◆ **What you have to do**
Only the lines holding the string "this" are needed. Copy each one.
● ● ● ●
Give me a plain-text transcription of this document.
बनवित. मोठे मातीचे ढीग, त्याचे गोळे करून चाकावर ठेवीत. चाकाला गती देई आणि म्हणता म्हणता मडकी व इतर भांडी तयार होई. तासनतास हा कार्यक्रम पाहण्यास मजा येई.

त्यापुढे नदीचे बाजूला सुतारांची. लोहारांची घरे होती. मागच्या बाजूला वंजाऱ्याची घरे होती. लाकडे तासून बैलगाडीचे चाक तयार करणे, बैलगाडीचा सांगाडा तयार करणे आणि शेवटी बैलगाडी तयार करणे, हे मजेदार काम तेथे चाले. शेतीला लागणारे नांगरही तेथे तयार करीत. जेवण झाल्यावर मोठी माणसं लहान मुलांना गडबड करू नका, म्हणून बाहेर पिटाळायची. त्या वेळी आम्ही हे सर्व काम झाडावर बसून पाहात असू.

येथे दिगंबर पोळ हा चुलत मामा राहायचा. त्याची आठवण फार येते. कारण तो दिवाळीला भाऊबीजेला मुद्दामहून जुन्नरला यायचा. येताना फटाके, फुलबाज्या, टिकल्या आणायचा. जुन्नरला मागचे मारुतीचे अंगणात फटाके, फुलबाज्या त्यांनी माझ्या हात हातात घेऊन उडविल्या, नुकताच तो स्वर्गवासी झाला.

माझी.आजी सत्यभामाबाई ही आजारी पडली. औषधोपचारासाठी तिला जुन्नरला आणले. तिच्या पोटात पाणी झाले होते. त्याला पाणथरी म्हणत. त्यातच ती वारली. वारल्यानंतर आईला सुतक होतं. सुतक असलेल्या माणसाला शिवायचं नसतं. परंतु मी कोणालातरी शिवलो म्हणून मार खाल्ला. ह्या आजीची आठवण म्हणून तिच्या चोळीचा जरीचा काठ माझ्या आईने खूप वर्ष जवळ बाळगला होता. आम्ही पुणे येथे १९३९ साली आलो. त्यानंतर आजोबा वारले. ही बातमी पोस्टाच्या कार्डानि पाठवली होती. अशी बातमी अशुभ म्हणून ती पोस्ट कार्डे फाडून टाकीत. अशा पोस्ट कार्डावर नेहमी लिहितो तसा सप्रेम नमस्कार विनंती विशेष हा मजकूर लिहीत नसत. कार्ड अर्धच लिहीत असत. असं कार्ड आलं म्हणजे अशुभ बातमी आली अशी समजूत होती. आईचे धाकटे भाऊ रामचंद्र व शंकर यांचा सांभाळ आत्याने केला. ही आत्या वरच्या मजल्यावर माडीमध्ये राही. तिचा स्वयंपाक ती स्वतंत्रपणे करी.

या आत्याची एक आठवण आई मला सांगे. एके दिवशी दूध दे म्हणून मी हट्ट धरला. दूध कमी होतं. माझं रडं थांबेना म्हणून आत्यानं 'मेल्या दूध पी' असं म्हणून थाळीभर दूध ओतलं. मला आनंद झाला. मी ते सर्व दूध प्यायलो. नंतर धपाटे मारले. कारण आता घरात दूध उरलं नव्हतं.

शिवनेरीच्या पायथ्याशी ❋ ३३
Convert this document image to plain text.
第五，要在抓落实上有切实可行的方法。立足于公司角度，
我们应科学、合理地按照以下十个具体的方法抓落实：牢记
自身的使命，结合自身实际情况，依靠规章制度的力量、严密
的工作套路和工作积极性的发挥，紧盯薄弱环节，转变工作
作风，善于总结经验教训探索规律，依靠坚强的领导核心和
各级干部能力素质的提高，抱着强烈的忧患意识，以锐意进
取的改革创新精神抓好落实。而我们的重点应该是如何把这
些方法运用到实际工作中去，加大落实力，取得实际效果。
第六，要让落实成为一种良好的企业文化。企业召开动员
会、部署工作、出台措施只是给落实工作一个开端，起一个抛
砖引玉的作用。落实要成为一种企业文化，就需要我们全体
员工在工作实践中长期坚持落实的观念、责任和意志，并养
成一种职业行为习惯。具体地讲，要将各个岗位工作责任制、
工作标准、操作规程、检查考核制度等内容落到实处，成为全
● ● ● ●
◆ **Written reply**
Give me a plain-text transcription of this document.
Convert this document image to plain text.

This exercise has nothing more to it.